→ TASK OBJECTIVE
Go through the records and show each line where the word "grupo" occurs.

→ DATA PROVIDED
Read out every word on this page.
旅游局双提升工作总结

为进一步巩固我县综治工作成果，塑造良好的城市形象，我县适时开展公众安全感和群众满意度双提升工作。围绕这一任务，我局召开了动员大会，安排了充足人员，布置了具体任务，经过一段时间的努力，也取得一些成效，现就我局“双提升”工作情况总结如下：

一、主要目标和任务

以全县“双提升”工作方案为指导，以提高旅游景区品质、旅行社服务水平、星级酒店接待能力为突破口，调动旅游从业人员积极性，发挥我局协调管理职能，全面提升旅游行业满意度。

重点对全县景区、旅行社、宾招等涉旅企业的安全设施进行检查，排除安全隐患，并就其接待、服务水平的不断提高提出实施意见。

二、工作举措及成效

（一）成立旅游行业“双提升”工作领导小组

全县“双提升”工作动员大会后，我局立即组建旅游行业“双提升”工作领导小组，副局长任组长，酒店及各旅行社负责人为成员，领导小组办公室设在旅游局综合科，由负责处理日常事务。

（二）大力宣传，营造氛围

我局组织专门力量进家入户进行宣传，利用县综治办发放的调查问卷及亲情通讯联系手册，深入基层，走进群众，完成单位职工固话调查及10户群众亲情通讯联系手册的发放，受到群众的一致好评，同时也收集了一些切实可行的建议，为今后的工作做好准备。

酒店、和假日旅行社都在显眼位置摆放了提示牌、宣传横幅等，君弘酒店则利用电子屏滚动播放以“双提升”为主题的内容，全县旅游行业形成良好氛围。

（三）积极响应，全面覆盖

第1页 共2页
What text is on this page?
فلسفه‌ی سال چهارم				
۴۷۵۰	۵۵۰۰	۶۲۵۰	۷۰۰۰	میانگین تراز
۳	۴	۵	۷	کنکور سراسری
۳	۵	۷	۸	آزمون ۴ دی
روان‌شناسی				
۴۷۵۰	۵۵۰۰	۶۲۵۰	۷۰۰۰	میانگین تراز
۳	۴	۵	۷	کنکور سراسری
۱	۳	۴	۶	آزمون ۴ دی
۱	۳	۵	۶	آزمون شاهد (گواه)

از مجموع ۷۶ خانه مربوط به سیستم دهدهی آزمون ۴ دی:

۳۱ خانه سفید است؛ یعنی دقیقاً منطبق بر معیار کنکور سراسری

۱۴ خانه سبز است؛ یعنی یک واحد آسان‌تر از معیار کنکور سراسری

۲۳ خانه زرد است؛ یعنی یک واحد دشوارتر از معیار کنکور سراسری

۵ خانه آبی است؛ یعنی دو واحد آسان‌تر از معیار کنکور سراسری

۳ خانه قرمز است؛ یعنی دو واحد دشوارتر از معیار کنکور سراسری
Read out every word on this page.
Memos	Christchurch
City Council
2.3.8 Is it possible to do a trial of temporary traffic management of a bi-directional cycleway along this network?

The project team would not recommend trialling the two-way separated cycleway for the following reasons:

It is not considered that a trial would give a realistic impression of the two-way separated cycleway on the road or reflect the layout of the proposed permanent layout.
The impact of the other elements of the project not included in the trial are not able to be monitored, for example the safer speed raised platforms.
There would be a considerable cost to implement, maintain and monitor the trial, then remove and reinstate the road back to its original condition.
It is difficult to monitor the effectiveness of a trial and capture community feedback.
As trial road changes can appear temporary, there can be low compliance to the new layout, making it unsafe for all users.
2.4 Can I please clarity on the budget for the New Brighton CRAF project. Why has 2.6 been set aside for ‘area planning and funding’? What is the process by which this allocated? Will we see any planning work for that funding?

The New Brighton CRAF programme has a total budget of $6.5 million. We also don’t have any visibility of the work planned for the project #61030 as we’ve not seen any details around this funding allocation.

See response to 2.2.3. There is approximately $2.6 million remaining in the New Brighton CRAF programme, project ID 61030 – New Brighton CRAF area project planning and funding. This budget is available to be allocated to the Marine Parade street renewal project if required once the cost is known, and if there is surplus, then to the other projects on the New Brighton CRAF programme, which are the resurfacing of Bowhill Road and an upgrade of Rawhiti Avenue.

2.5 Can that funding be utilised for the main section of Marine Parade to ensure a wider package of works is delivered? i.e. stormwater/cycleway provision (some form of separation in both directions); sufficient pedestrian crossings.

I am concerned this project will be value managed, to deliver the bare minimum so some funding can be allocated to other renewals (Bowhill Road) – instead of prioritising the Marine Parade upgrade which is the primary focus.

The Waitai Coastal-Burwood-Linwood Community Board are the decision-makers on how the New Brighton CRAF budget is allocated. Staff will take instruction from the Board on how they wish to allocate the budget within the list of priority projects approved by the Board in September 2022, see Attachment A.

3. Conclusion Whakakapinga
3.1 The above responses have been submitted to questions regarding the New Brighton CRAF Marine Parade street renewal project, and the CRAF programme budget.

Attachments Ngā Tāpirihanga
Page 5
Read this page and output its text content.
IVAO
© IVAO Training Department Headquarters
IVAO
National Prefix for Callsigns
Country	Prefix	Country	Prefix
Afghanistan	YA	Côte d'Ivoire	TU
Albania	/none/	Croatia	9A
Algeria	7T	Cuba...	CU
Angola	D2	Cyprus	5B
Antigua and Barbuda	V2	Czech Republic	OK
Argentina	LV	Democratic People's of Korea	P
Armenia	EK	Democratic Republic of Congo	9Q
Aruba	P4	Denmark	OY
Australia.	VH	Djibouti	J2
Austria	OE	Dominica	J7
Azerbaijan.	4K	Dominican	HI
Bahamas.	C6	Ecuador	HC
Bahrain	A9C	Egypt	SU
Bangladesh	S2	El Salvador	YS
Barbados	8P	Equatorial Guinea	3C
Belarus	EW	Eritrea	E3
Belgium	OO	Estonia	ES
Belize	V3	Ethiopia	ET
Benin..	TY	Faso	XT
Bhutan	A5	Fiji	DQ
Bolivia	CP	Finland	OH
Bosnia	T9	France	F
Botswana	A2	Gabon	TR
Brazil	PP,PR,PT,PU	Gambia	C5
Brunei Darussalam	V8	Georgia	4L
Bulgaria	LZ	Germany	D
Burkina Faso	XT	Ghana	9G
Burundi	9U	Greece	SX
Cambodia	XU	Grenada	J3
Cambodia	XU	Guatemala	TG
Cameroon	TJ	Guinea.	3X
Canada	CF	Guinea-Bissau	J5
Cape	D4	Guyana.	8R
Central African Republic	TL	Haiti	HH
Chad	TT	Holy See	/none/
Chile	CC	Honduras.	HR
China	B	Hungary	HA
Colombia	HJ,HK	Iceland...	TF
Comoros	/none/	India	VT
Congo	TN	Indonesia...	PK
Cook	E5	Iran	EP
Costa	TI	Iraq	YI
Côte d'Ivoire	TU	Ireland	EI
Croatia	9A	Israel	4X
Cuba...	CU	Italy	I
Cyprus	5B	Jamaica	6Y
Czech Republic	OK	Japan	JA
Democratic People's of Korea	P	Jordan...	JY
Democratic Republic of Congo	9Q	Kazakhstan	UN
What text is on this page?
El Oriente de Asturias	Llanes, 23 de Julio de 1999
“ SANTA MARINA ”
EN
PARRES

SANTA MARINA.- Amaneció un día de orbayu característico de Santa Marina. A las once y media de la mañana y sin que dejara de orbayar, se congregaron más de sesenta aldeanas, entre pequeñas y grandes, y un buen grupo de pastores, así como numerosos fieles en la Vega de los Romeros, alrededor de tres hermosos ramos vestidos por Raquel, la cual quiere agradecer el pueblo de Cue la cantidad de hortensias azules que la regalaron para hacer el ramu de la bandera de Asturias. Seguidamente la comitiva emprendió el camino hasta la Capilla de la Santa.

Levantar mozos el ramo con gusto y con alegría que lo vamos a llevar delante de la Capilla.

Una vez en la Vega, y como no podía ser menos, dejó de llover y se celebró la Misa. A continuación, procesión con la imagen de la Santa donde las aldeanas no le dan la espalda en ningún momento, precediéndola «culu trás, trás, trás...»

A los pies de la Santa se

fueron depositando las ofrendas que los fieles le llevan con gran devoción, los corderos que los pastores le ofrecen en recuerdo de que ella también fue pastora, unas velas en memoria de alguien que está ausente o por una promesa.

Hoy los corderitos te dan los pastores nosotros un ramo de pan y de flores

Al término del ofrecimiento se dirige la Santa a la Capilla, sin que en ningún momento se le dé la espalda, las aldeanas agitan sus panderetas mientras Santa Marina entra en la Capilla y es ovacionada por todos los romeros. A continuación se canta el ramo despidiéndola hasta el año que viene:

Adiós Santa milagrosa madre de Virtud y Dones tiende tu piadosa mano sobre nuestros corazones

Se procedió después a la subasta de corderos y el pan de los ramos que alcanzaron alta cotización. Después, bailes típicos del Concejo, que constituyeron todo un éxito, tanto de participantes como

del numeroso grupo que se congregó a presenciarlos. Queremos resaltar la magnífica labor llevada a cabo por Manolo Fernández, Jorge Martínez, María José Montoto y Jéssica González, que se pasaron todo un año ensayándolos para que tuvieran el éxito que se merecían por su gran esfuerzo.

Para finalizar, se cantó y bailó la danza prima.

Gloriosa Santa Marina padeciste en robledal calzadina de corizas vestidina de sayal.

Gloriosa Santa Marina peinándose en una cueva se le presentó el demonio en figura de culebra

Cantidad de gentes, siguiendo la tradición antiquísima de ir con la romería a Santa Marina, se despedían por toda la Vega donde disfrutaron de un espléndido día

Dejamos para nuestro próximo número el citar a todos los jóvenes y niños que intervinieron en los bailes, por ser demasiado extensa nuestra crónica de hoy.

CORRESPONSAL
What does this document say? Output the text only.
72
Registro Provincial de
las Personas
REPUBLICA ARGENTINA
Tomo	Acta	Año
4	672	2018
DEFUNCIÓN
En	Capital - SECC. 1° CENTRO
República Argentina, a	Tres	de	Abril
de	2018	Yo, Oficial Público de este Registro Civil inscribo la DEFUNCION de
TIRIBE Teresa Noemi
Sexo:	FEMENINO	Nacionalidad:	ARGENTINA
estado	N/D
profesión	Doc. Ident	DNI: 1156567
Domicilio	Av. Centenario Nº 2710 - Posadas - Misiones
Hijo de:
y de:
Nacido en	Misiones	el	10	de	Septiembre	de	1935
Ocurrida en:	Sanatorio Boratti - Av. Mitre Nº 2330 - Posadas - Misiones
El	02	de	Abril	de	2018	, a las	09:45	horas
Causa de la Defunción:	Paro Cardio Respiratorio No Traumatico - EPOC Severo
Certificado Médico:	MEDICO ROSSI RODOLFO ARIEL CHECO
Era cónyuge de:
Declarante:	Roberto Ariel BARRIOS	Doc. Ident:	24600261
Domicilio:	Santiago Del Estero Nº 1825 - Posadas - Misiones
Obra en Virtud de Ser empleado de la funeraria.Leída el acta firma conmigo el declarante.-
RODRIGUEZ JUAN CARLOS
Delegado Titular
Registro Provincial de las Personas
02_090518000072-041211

→ EXERCISE OUTPUT
SANTA MARINA.- Amaneció un día de orbayu característico de Santa Marina. A las once y media de la mañana y sin que dejara de orbayar, se congregaron más de sesenta aldeanas, entre pequeñas y grandes, y un buen grupo de pastores, así como numerosos fieles en la Vega de los Romeros, alrededor de tres hermosos ramos vestidos por Raquel, la cual quiere agradecer el pueblo de Cue la cantidad de hortensias azules que la regalaron para hacer el ramu de la bandera de Asturias. Seguidamente la comitiva emprendió el camino hasta la Capilla de la Santa.
del numeroso grupo que se congregó a presenciarlos. Queremos resaltar la magnífica labor llevada a cabo por Manolo Fernández, Jorge Martínez, María José Montoto y Jéssica González, que se pasaron todo un año ensayándolos para que tuvieran el éxito que se merecían por su gran esfuerzo.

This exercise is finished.